Texte:

_ _ _ _

Le temps du succès international est venu pour Wilhelm Latchoumia. Tout juste rentré de Corée où il avait participé à une Turangalîla-Symphonie, le lauréat du 7e Concours de piano XXe siècle d’Orléans (2006) était au rendez-vous de la soirée inaugurale de la saison Classica Luna, dans la belle acoustique de la chapelle des Récollets. Synchronisation parfaite : au moment où paraît le premier enregistrement de Latchoumia pour RCA(1), son concert parisien lui donnait l’occasion de se faire entendre dans un programme ensoleillé, presque identique à celui d’un disque entièrement dédié à la musique latino-américaine.

Retour de Corée ? On ne décèle cependant pas la moindre trace de jet lag sur le jeu toujours aussi « pêchu » du jeune artiste français. A peine assis au clavier, le voilà déjà lancé avec un formidable appétit dans le Cycle brésilien d’Heitor Villa-Lobos – une composition, désormais fétiche, qui figurait dans son programme au Concours d’Orléans. Si elle fait entendre une inspiration résolument singulière, l’écriture pianistique du Brésilien s’est à l’évidence nourrie des exemples de Debussy et Stravinski - de celui de Rachmaninov sans doute aussi. Amour du timbre, palette de couleurs très vaste, irrésistible énergie, mise en valeur d’une foisonnante polyphonie : Latchoumia témoigne d’une compréhension intime du Ciclo brasileiro et d’une façon plus générale d’un auteur trop méconnu dont il joue en outre des extraits de A Prole do Bébé (parmi eux le coruscant Polichinelle, enlevé avec une rare maestria !), A Lenda do caboclo et enfin A Tres Marias – trois petits joyaux d’inspiration … astronomique ! –, d’une scintillante fraîcheur.

_ _ _ _

Extrait de données:
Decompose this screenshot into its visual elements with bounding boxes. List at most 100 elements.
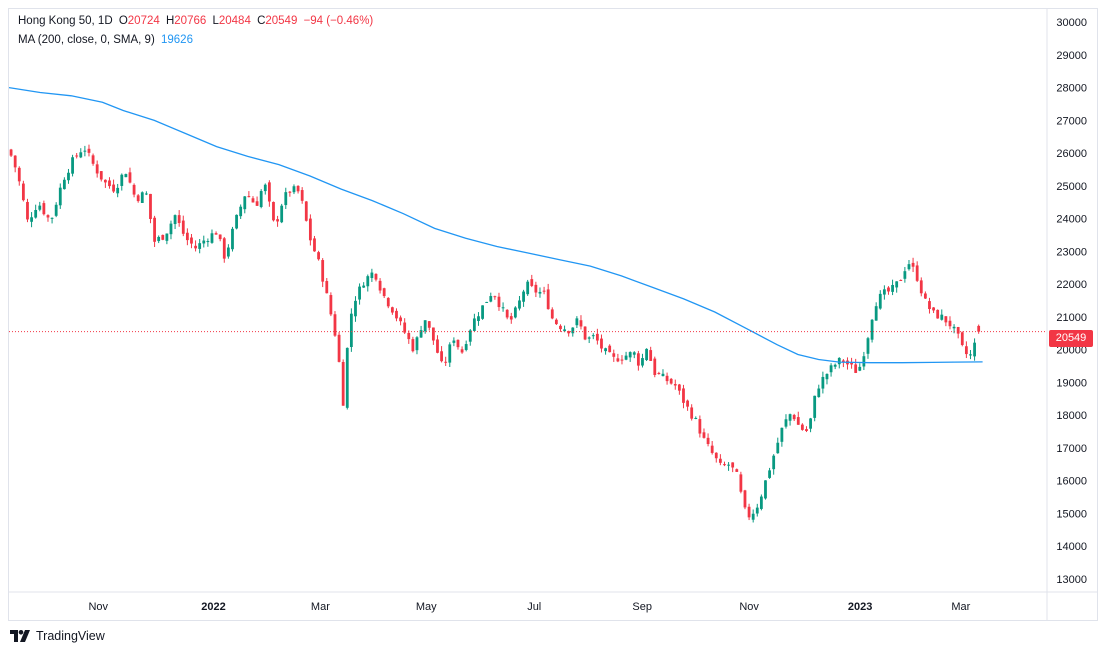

_ _ _ _

Consignes:
(1) D'après le compte rendu du concert de Wilhelm Latchoumia, quelle composition de Villa-Lobos figurait déjà à son programme au Concours d'Orléans ?
(2) Poursuivez le compte rendu du concert de Wilhelm Latchoumia après sa dernière phrase.
Le matériel n'intervient en rien ici.

Réponses par consigne:
(1) Le Cycle brésilien (Ciclo brasileiro) d'Heitor Villa-Lobos.

(2)
Artur Rubinstein regretta sur le tard de ne pas avoir assez défendu la musique de son ami Villa-Lobos … On se réjouit qu’un jeune interprète s’écarte des chemins balisés et aborde les œuvres de l’Indien Blanc (2) avec autant de sensibilité et de tels moyens techniques (il est fin prêt pour le tellurique Rudepoema ; puisse-t-il vite s’y confronter !). Nul exotisme facile sous les doigts de Latchoumia, mais une vitalité et une vibrante poésie que l’on savoure par ailleurs dans les œuvres de Camargo Mozart Guarnieri (1907-1993), l’autre auteur brésilien du récital (Ponteio nos 30 & 49), ou, par sa partie argentine, dans le tendre Bailecito de Gustavino et les fameuses Danzas argentinas de Ginastera.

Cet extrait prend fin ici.